*What to produce*.
Could you write out every record below exactly, leaving out any pictures?

(Items listed in a dataset)
☆ ☆ ☆ ☆

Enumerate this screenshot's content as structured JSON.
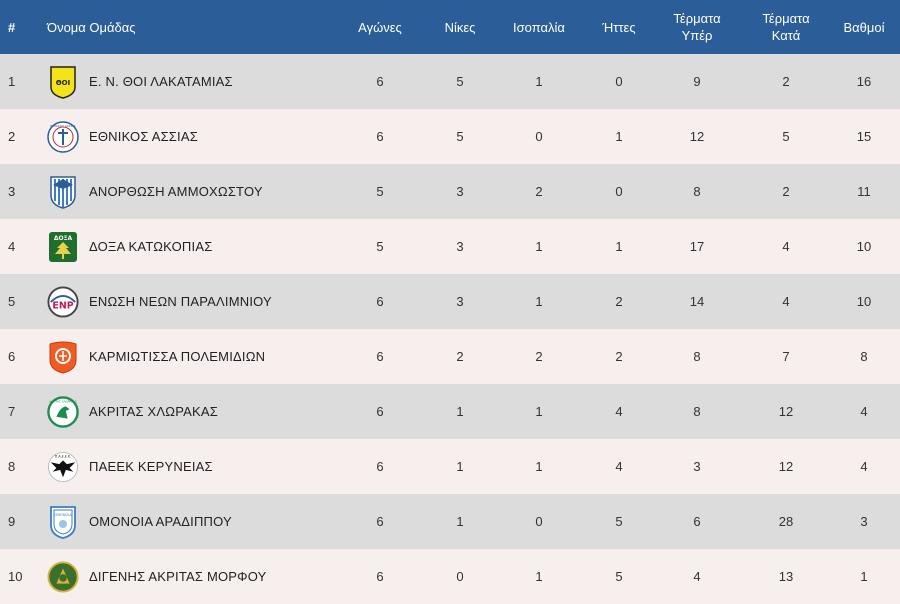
{
  "headers": {
    "pos": "#",
    "team": "Όνομα Ομάδας",
    "played": "Αγώνες",
    "wins": "Νίκες",
    "draws": "Ισοπαλία",
    "losses": "Ήττες",
    "goals_for_line1": "Τέρματα",
    "goals_for_line2": "Υπέρ",
    "goals_against_line1": "Τέρματα",
    "goals_against_line2": "Κατά",
    "points": "Βαθμοί"
  },
  "rows": [
    {
      "pos": "1",
      "team": "Ε. Ν. ΘΟΙ ΛΑΚΑΤΑΜΙΑΣ",
      "played": "6",
      "wins": "5",
      "draws": "1",
      "losses": "0",
      "gf": "9",
      "ga": "2",
      "pts": "16",
      "logo": "thoi-lakatamias-crest",
      "logo_text": "ΘΟΙ"
    },
    {
      "pos": "2",
      "team": "ΕΘΝΙΚΟΣ ΑΣΣΙΑΣ",
      "played": "6",
      "wins": "5",
      "draws": "0",
      "losses": "1",
      "gf": "12",
      "ga": "5",
      "pts": "15",
      "logo": "ethnikos-assias-crest",
      "logo_text": "ΕΘΝΙΚΟΣ ΑΣΣΙΑΣ"
    },
    {
      "pos": "3",
      "team": "ΑΝΟΡΘΩΣΗ ΑΜΜΟΧΩΣΤΟΥ",
      "played": "5",
      "wins": "3",
      "draws": "2",
      "losses": "0",
      "gf": "8",
      "ga": "2",
      "pts": "11",
      "logo": "anorthosis-crest"
    },
    {
      "pos": "4",
      "team": "ΔΟΞΑ ΚΑΤΩΚΟΠΙΑΣ",
      "played": "5",
      "wins": "3",
      "draws": "1",
      "losses": "1",
      "gf": "17",
      "ga": "4",
      "pts": "10",
      "logo": "doxa-katokopias-crest",
      "logo_text": "ΔΟΞΑ"
    },
    {
      "pos": "5",
      "team": "ΕΝΩΣΗ ΝΕΩΝ ΠΑΡΑΛΙΜΝΙΟΥ",
      "played": "6",
      "wins": "3",
      "draws": "1",
      "losses": "2",
      "gf": "14",
      "ga": "4",
      "pts": "10",
      "logo": "enp-crest",
      "logo_text": "ENP"
    },
    {
      "pos": "6",
      "team": "ΚΑΡΜΙΩΤΙΣΣΑ ΠΟΛΕΜΙΔΙΩΝ",
      "played": "6",
      "wins": "2",
      "draws": "2",
      "losses": "2",
      "gf": "8",
      "ga": "7",
      "pts": "8",
      "logo": "karmiotissa-crest"
    },
    {
      "pos": "7",
      "team": "ΑΚΡΙΤΑΣ ΧΛΩΡΑΚΑΣ",
      "played": "6",
      "wins": "1",
      "draws": "1",
      "losses": "4",
      "gf": "8",
      "ga": "12",
      "pts": "4",
      "logo": "akritas-chlorakas-crest",
      "logo_text": "ΑΚΡΙΤΑΣ ΧΛΩΡΑΚΑΣ"
    },
    {
      "pos": "8",
      "team": "ΠΑΕΕΚ ΚΕΡΥΝΕΙΑΣ",
      "played": "6",
      "wins": "1",
      "draws": "1",
      "losses": "4",
      "gf": "3",
      "ga": "12",
      "pts": "4",
      "logo": "paeek-crest",
      "logo_text": "Π.Α.Ε.Ε.Κ."
    },
    {
      "pos": "9",
      "team": "ΟΜΟΝΟΙΑ ΑΡΑΔΙΠΠΟΥ",
      "played": "6",
      "wins": "1",
      "draws": "0",
      "losses": "5",
      "gf": "6",
      "ga": "28",
      "pts": "3",
      "logo": "omonoia-aradippou-crest",
      "logo_text": "ΟΜΟΝΟΙΑ"
    },
    {
      "pos": "10",
      "team": "ΔΙΓΕΝΗΣ ΑΚΡΙΤΑΣ ΜΟΡΦΟΥ",
      "played": "6",
      "wins": "0",
      "draws": "1",
      "losses": "5",
      "gf": "4",
      "ga": "13",
      "pts": "1",
      "logo": "digenis-morfou-crest"
    }
  ],
  "colors": {
    "header_bg": "#2b5d98",
    "row_odd": "#dcdcdc",
    "row_even": "#f7eeee"
  }
}
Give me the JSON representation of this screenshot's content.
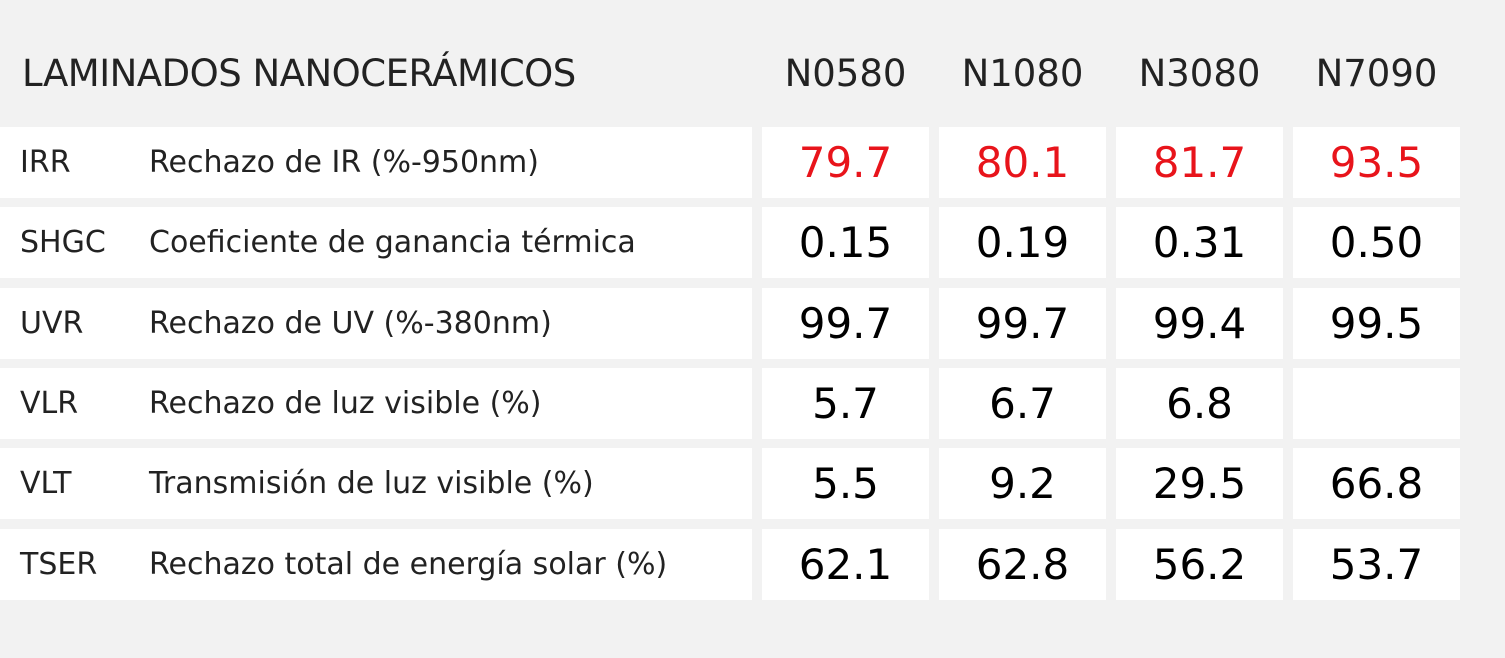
{
  "table": {
    "title": "LAMINADOS NANOCERÁMICOS",
    "columns": [
      "N0580",
      "N1080",
      "N3080",
      "N7090"
    ],
    "rows": [
      {
        "code": "IRR",
        "description": "Rechazo de IR (%-950nm)",
        "values": [
          "79.7",
          "80.1",
          "81.7",
          "93.5"
        ],
        "color": "#e8141b"
      },
      {
        "code": "SHGC",
        "description": "Coeficiente de ganancia térmica",
        "values": [
          "0.15",
          "0.19",
          "0.31",
          "0.50"
        ]
      },
      {
        "code": "UVR",
        "description": "Rechazo de UV (%-380nm)",
        "values": [
          "99.7",
          "99.7",
          "99.4",
          "99.5"
        ]
      },
      {
        "code": "VLR",
        "description": "Rechazo de luz visible (%)",
        "values": [
          "5.7",
          "6.7",
          "6.8",
          null
        ]
      },
      {
        "code": "VLT",
        "description": "Transmisión de luz visible (%)",
        "values": [
          "5.5",
          "9.2",
          "29.5",
          "66.8"
        ]
      },
      {
        "code": "TSER",
        "description": "Rechazo total de energía solar (%)",
        "values": [
          "62.1",
          "62.8",
          "56.2",
          "53.7"
        ]
      }
    ]
  }
}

☆ ☆ ☆ ☆

*Reply*.
Enumerate this screenshot's content as structured JSON.
{
  "headers": {
    "pos": "#",
    "team": "Όνομα Ομάδας",
    "played": "Αγώνες",
    "wins": "Νίκες",
    "draws": "Ισοπαλία",
    "losses": "Ήττες",
    "goals_for_line1": "Τέρματα",
    "goals_for_line2": "Υπέρ",
    "goals_against_line1": "Τέρματα",
    "goals_against_line2": "Κατά",
    "points": "Βαθμοί"
  },
  "rows": [
    {
      "pos": "1",
      "team": "Ε. Ν. ΘΟΙ ΛΑΚΑΤΑΜΙΑΣ",
      "played": "6",
      "wins": "5",
      "draws": "1",
      "losses": "0",
      "gf": "9",
      "ga": "2",
      "pts": "16",
      "logo": "thoi-lakatamias-crest",
      "logo_text": "ΘΟΙ"
    },
    {
      "pos": "2",
      "team": "ΕΘΝΙΚΟΣ ΑΣΣΙΑΣ",
      "played": "6",
      "wins": "5",
      "draws": "0",
      "losses": "1",
      "gf": "12",
      "ga": "5",
      "pts": "15",
      "logo": "ethnikos-assias-crest",
      "logo_text": "ΕΘΝΙΚΟΣ ΑΣΣΙΑΣ"
    },
    {
      "pos": "3",
      "team": "ΑΝΟΡΘΩΣΗ ΑΜΜΟΧΩΣΤΟΥ",
      "played": "5",
      "wins": "3",
      "draws": "2",
      "losses": "0",
      "gf": "8",
      "ga": "2",
      "pts": "11",
      "logo": "anorthosis-crest"
    },
    {
      "pos": "4",
      "team": "ΔΟΞΑ ΚΑΤΩΚΟΠΙΑΣ",
      "played": "5",
      "wins": "3",
      "draws": "1",
      "losses": "1",
      "gf": "17",
      "ga": "4",
      "pts": "10",
      "logo": "doxa-katokopias-crest",
      "logo_text": "ΔΟΞΑ"
    },
    {
      "pos": "5",
      "team": "ΕΝΩΣΗ ΝΕΩΝ ΠΑΡΑΛΙΜΝΙΟΥ",
      "played": "6",
      "wins": "3",
      "draws": "1",
      "losses": "2",
      "gf": "14",
      "ga": "4",
      "pts": "10",
      "logo": "enp-crest",
      "logo_text": "ENP"
    },
    {
      "pos": "6",
      "team": "ΚΑΡΜΙΩΤΙΣΣΑ ΠΟΛΕΜΙΔΙΩΝ",
      "played": "6",
      "wins": "2",
      "draws": "2",
      "losses": "2",
      "gf": "8",
      "ga": "7",
      "pts": "8",
      "logo": "karmiotissa-crest"
    },
    {
      "pos": "7",
      "team": "ΑΚΡΙΤΑΣ ΧΛΩΡΑΚΑΣ",
      "played": "6",
      "wins": "1",
      "draws": "1",
      "losses": "4",
      "gf": "8",
      "ga": "12",
      "pts": "4",
      "logo": "akritas-chlorakas-crest",
      "logo_text": "ΑΚΡΙΤΑΣ ΧΛΩΡΑΚΑΣ"
    },
    {
      "pos": "8",
      "team": "ΠΑΕΕΚ ΚΕΡΥΝΕΙΑΣ",
      "played": "6",
      "wins": "1",
      "draws": "1",
      "losses": "4",
      "gf": "3",
      "ga": "12",
      "pts": "4",
      "logo": "paeek-crest",
      "logo_text": "Π.Α.Ε.Ε.Κ."
    },
    {
      "pos": "9",
      "team": "ΟΜΟΝΟΙΑ ΑΡΑΔΙΠΠΟΥ",
      "played": "6",
      "wins": "1",
      "draws": "0",
      "losses": "5",
      "gf": "6",
      "ga": "28",
      "pts": "3",
      "logo": "omonoia-aradippou-crest",
      "logo_text": "ΟΜΟΝΟΙΑ"
    },
    {
      "pos": "10",
      "team": "ΔΙΓΕΝΗΣ ΑΚΡΙΤΑΣ ΜΟΡΦΟΥ",
      "played": "6",
      "wins": "0",
      "draws": "1",
      "losses": "5",
      "gf": "4",
      "ga": "13",
      "pts": "1",
      "logo": "digenis-morfou-crest"
    }
  ],
  "colors": {
    "header_bg": "#2b5d98",
    "row_odd": "#dcdcdc",
    "row_even": "#f7eeee"
  }
}
Give me the JSON representation of this screenshot's content.
{
  "table": {
    "title": "LAMINADOS NANOCERÁMICOS",
    "columns": [
      "N0580",
      "N1080",
      "N3080",
      "N7090"
    ],
    "rows": [
      {
        "code": "IRR",
        "description": "Rechazo de IR (%-950nm)",
        "values": [
          "79.7",
          "80.1",
          "81.7",
          "93.5"
        ],
        "color": "#e8141b"
      },
      {
        "code": "SHGC",
        "description": "Coeficiente de ganancia térmica",
        "values": [
          "0.15",
          "0.19",
          "0.31",
          "0.50"
        ]
      },
      {
        "code": "UVR",
        "description": "Rechazo de UV (%-380nm)",
        "values": [
          "99.7",
          "99.7",
          "99.4",
          "99.5"
        ]
      },
      {
        "code": "VLR",
        "description": "Rechazo de luz visible (%)",
        "values": [
          "5.7",
          "6.7",
          "6.8",
          null
        ]
      },
      {
        "code": "VLT",
        "description": "Transmisión de luz visible (%)",
        "values": [
          "5.5",
          "9.2",
          "29.5",
          "66.8"
        ]
      },
      {
        "code": "TSER",
        "description": "Rechazo total de energía solar (%)",
        "values": [
          "62.1",
          "62.8",
          "56.2",
          "53.7"
        ]
      }
    ]
  }
}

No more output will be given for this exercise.